## Source material

/---

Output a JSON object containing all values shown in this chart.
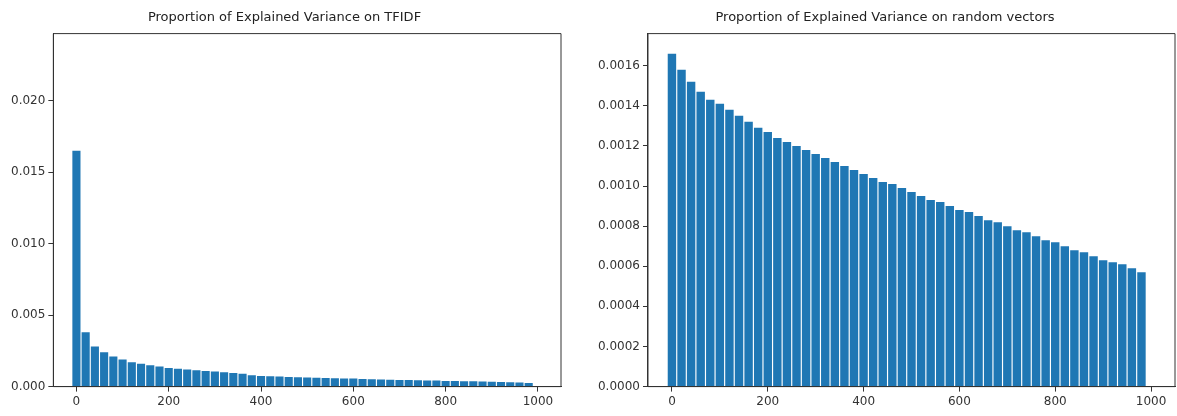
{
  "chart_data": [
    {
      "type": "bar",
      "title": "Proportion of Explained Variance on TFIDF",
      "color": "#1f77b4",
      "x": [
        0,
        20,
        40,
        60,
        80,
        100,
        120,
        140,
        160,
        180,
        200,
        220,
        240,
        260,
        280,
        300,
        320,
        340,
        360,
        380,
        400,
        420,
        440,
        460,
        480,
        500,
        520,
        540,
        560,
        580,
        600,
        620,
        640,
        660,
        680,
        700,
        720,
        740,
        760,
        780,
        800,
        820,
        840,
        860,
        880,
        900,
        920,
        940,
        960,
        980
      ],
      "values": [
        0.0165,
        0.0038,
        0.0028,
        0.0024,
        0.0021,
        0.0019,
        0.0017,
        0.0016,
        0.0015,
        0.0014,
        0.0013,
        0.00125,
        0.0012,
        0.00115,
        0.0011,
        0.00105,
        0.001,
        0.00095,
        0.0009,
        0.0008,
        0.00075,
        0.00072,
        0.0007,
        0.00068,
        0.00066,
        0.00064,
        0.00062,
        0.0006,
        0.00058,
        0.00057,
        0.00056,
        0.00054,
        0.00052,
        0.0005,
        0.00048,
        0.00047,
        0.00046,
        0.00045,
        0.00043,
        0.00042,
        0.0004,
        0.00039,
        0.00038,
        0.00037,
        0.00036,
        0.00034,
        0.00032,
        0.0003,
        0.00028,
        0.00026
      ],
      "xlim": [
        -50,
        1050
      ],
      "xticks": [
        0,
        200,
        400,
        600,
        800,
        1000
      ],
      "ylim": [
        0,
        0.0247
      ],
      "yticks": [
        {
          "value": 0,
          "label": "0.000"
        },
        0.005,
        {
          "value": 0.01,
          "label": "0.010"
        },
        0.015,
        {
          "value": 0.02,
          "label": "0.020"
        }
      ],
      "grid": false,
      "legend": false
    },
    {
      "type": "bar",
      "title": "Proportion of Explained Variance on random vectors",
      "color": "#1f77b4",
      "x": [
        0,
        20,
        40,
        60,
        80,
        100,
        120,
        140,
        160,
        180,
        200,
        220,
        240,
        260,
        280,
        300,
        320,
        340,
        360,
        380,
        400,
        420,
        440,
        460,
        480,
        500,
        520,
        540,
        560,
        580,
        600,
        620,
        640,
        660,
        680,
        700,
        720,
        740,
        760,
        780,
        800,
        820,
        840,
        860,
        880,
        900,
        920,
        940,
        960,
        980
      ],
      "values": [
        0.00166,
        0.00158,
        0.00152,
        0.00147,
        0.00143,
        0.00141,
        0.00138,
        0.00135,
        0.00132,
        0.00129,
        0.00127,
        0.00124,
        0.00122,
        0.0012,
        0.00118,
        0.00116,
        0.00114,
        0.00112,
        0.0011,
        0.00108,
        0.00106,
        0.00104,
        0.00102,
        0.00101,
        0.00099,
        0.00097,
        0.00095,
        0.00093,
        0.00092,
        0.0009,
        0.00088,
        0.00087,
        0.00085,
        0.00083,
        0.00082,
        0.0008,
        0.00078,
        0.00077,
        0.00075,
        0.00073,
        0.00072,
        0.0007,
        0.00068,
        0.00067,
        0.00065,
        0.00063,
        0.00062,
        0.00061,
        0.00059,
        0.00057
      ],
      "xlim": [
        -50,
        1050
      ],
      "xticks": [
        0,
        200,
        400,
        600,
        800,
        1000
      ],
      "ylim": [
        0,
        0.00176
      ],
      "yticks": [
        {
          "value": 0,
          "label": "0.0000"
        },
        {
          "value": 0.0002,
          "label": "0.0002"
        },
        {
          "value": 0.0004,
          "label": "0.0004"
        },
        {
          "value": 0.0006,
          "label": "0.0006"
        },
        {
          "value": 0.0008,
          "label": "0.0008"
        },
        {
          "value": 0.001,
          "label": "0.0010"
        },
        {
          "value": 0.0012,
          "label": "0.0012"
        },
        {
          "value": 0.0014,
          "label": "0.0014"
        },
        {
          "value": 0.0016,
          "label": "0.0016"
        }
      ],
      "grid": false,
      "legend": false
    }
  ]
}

\---

## Goal of the exercise
Count the lines that include the word "Variance" and state the result as a bare number.

## Exercise solution
2